#### Exercise objective:
Write out the full set of records exactly. Any pictures in them do not belong in the copy.

#### Material for this task:

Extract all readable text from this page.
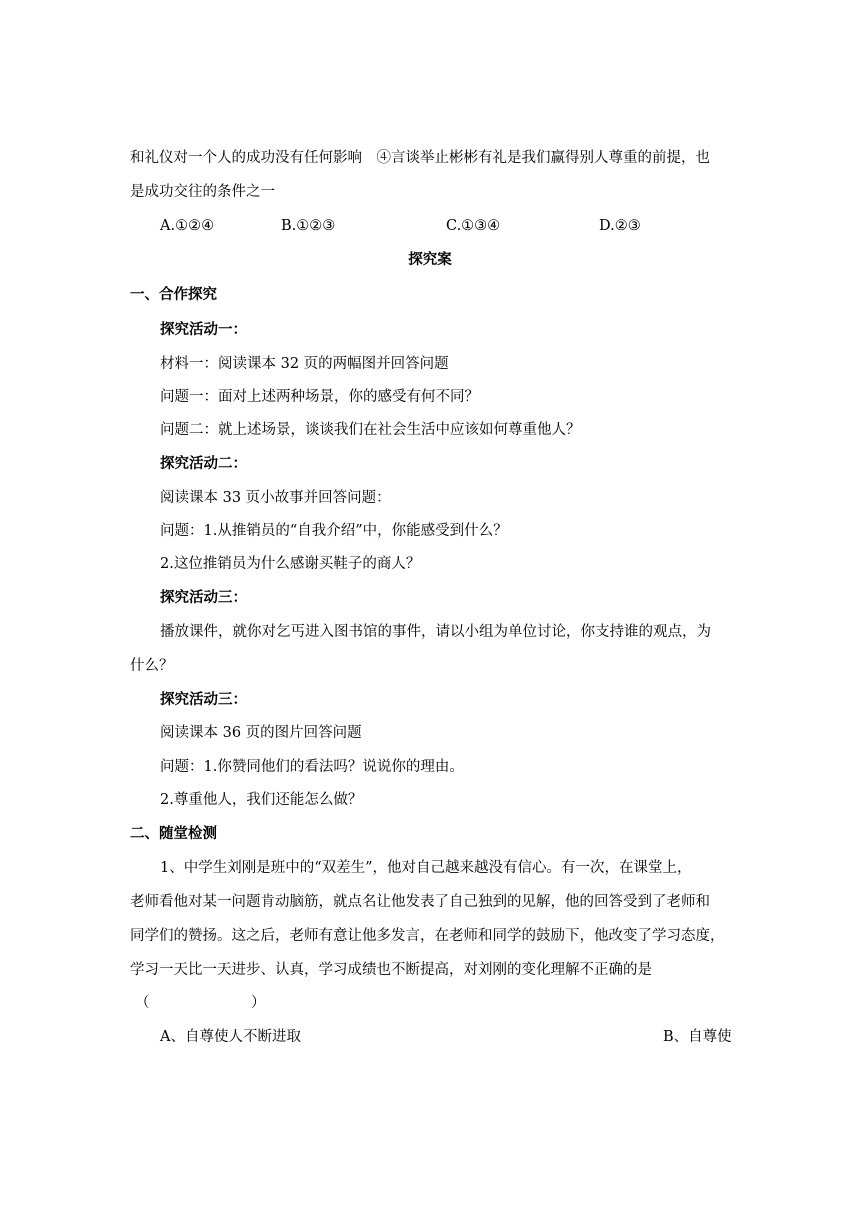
和礼仪对一个人的成功没有任何影响　④言谈举止彬彬有礼是我们赢得别人尊重的前提，也
是成功交往的条件之一
A.①②④	B.①②③	C.①③④	D.②③
探究案
一、合作探究
探究活动一：
材料一：阅读课本 32 页的两幅图并回答问题
问题一：面对上述两种场景，你的感受有何不同？
问题二：就上述场景，谈谈我们在社会生活中应该如何尊重他人？
探究活动二：
阅读课本 33 页小故事并回答问题：
问题：1.从推销员的“自我介绍”中，你能感受到什么？
2.这位推销员为什么感谢买鞋子的商人？
探究活动三：
播放课件，就你对乞丐进入图书馆的事件，请以小组为单位讨论，你支持谁的观点，为
什么？
探究活动三：
阅读课本 36 页的图片回答问题
问题：1.你赞同他们的看法吗？说说你的理由。
2.尊重他人，我们还能怎么做？
二、随堂检测
1、中学生刘刚是班中的“双差生”，他对自己越来越没有信心。有一次，在课堂上，
老师看他对某一问题肯动脑筋，就点名让他发表了自己独到的见解，他的回答受到了老师和
同学们的赞扬。这之后，老师有意让他多发言，在老师和同学的鼓励下，他改变了学习态度，
学习一天比一天进步、认真，学习成绩也不断提高，对刘刚的变化理解不正确的是
（　　　　　　　）
A、自尊使人不断进取	B、自尊使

#### Exercise result:
Extract all readable text from this page.
和礼仪对一个人的成功没有任何影响　④言谈举止彬彬有礼是我们赢得别人尊重的前提，也
是成功交往的条件之一
A.①②④	B.①②③	C.①③④	D.②③
探究案
一、合作探究
探究活动一：
材料一：阅读课本 32 页的两幅图并回答问题
问题一：面对上述两种场景，你的感受有何不同？
问题二：就上述场景，谈谈我们在社会生活中应该如何尊重他人？
探究活动二：
阅读课本 33 页小故事并回答问题：
问题：1.从推销员的“自我介绍”中，你能感受到什么？
2.这位推销员为什么感谢买鞋子的商人？
探究活动三：
播放课件，就你对乞丐进入图书馆的事件，请以小组为单位讨论，你支持谁的观点，为
什么？
探究活动三：
阅读课本 36 页的图片回答问题
问题：1.你赞同他们的看法吗？说说你的理由。
2.尊重他人，我们还能怎么做？
二、随堂检测
1、中学生刘刚是班中的“双差生”，他对自己越来越没有信心。有一次，在课堂上，
老师看他对某一问题肯动脑筋，就点名让他发表了自己独到的见解，他的回答受到了老师和
同学们的赞扬。这之后，老师有意让他多发言，在老师和同学的鼓励下，他改变了学习态度，
学习一天比一天进步、认真，学习成绩也不断提高，对刘刚的变化理解不正确的是
（　　　　　　　）
A、自尊使人不断进取	B、自尊使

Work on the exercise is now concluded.